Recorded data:

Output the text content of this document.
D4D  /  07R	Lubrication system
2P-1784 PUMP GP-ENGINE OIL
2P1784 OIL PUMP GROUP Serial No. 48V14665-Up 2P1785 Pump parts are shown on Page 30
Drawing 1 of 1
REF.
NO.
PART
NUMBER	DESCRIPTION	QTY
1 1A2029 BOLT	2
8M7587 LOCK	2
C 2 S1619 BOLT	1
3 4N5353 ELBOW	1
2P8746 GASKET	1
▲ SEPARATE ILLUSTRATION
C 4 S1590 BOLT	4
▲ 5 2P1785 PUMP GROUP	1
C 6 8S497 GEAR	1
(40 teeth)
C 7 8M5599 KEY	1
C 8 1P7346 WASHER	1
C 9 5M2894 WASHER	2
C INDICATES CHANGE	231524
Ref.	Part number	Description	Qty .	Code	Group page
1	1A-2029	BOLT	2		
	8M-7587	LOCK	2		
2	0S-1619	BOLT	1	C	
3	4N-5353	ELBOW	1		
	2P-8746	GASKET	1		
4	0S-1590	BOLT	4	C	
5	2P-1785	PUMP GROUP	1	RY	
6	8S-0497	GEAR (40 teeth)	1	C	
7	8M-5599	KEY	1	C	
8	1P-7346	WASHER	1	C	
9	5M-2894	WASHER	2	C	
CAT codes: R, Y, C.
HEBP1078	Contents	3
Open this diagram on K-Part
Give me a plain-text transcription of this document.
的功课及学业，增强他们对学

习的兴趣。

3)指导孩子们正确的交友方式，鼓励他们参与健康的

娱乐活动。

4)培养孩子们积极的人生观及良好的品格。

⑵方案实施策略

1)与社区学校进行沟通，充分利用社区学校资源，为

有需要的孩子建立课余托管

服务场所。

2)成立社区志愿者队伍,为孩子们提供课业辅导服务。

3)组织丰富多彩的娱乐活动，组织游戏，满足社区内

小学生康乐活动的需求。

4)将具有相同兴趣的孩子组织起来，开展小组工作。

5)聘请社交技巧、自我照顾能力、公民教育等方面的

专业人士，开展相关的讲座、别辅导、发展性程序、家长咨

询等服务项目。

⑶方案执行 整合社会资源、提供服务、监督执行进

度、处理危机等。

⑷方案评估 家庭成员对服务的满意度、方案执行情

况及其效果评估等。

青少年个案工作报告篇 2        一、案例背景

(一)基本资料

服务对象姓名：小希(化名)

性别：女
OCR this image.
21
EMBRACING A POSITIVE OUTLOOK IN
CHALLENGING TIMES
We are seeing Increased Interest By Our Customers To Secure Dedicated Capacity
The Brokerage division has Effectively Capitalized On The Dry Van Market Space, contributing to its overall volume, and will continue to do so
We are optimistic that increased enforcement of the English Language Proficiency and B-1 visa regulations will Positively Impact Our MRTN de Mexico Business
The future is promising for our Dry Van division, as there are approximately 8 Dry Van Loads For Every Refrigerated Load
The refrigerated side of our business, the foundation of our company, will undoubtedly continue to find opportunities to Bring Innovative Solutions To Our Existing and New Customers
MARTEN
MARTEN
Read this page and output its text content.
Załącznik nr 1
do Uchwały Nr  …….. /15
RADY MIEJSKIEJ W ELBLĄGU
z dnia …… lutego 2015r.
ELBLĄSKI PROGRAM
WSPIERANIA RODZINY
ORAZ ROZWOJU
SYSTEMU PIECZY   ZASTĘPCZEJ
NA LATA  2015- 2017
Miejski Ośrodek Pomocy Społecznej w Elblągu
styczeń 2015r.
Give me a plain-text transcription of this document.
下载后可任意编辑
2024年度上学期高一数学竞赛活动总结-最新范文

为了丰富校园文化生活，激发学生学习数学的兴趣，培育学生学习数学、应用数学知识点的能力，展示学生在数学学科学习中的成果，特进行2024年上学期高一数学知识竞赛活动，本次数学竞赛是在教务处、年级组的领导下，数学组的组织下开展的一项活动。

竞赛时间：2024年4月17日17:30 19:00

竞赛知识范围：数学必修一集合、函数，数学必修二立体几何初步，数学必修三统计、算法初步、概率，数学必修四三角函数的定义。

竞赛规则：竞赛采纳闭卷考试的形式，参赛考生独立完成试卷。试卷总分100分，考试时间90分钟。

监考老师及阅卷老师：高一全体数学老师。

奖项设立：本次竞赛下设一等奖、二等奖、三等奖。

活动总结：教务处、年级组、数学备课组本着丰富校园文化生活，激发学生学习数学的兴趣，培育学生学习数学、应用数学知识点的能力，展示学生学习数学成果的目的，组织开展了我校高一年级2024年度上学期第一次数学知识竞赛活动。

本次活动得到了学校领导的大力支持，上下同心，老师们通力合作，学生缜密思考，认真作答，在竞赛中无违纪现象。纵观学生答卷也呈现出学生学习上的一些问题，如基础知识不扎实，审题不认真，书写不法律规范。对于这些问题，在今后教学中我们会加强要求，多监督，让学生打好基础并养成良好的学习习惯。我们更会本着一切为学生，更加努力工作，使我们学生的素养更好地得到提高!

**Directive:** Copy all lines from the material that hold "应用数学知识点的能力".

**Solution to this exercise:**
为了丰富校园文化生活，激发学生学习数学的兴趣，培育学生学习数学、应用数学知识点的能力，展示学生在数学学科学习中的成果，特进行2024年上学期高一数学知识竞赛活动，本次数学竞赛是在教务处、年级组的领导下，数学组的组织下开展的一项活动。
活动总结：教务处、年级组、数学备课组本着丰富校园文化生活，激发学生学习数学的兴趣，培育学生学习数学、应用数学知识点的能力，展示学生学习数学成果的目的，组织开展了我校高一年级2024年度上学期第一次数学知识竞赛活动。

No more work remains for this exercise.